#### Document segment

I've been shooting for 50 years, literally and grew up on the dying glory of rangefinders and the hey day of the Nikon F, when primes were the rule and only toward the end were the early zooms coming along. I gave up the trade as a profession in the early 70s, but continued to shoot and somewhat revived the old interests to the point of driving my wife crazy.

A burglary forced me to give up the Nikons and for a long time I shot Olympus OMs, then I jumped into digital with the 20D and immediately began adding zooms, etc. Moved now through all three 5D versions, currently on 5D3, plus a smattering of other odd bits, e.g. a Leica M9-p which I enjoy for its sheer manual backwardness.

Probably six or seven years ago, I got a hint of my internal dissatisfaction with zooms, even the good solid L zooms. There are a couple of issues. One is that Zooms have slightly different characteristics that sometimes surface at not necessarily good times, i.e. the odd color cast reflection when shot into the light at some angles. The quality of the good prime will be better than a good zoom, perhaps not enoughto be noticed. But there's also something that it does to the shooting mentality. It's a bit easy to just use the zoom to frame an image rather than doing the obvious of moving the camera and shooter.

########
#### Extracted information

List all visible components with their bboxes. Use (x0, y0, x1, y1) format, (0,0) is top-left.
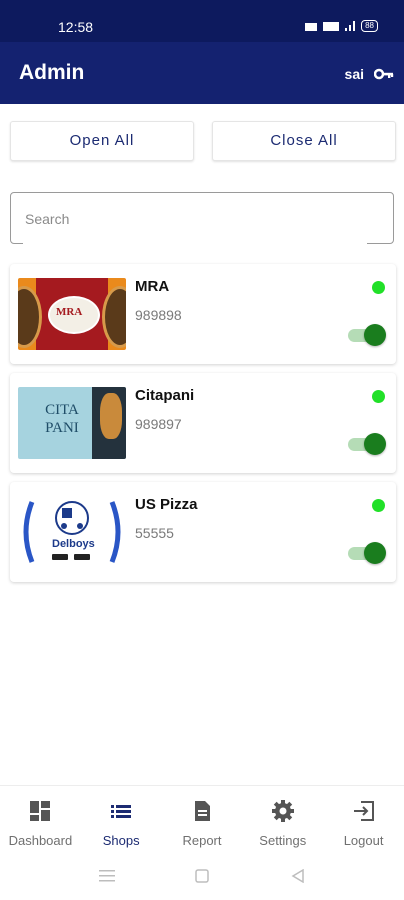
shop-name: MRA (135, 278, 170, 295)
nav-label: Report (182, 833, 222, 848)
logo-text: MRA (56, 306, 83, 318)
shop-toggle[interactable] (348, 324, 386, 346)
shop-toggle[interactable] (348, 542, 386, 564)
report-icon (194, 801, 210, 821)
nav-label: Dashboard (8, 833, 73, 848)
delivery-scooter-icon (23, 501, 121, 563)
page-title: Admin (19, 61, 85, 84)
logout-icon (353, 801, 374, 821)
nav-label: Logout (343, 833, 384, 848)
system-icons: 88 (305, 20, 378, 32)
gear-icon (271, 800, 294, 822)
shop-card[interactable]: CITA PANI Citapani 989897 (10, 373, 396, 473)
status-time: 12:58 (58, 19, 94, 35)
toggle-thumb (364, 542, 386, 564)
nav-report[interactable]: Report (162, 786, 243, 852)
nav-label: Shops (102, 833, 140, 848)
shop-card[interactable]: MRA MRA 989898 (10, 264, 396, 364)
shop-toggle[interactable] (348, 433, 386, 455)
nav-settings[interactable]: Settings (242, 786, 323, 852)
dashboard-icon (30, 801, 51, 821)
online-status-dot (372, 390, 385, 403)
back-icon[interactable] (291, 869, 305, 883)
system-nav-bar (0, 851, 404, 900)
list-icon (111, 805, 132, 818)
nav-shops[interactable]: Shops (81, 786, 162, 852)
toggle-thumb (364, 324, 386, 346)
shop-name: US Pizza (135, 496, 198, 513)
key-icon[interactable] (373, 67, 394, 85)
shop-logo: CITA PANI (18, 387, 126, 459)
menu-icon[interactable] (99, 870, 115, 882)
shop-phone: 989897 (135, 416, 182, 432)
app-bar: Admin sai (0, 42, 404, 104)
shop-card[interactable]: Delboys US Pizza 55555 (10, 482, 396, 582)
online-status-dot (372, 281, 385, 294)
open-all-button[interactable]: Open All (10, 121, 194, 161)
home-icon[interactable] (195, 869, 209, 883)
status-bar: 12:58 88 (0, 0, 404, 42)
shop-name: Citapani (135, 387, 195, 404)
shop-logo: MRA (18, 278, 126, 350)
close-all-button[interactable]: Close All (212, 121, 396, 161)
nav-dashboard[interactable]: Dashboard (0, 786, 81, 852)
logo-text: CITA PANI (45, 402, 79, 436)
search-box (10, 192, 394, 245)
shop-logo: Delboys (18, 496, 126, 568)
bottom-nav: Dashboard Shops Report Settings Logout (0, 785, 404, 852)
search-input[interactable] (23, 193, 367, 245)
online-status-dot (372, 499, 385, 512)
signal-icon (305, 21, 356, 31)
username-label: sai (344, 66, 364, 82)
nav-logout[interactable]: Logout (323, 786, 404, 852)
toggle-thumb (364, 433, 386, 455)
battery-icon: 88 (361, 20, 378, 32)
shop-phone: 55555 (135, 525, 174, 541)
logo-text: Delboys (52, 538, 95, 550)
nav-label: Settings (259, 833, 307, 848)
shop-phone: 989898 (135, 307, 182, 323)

########

Objectives:
(1) List every camera brand that the photography post names.
(2) Print the part of the photography post that begins with the words containing "Probably six or" and ends with "camera and shooter.".

Answers for the exercise:
(1) Nikon, Olympus, Leica

(2)
Probably six or seven years ago, I got a hint of my internal dissatisfaction with zooms, even the good solid L zooms. There are a couple of issues. One is that Zooms have slightly different characteristics that sometimes surface at not necessarily good times, i.e. the odd color cast reflection when shot into the light at some angles. The quality of the good prime will be better than a good zoom, perhaps not enoughto be noticed. But there's also something that it does to the shooting mentality. It's a bit easy to just use the zoom to frame an image rather than doing the obvious of moving the camera and shooter.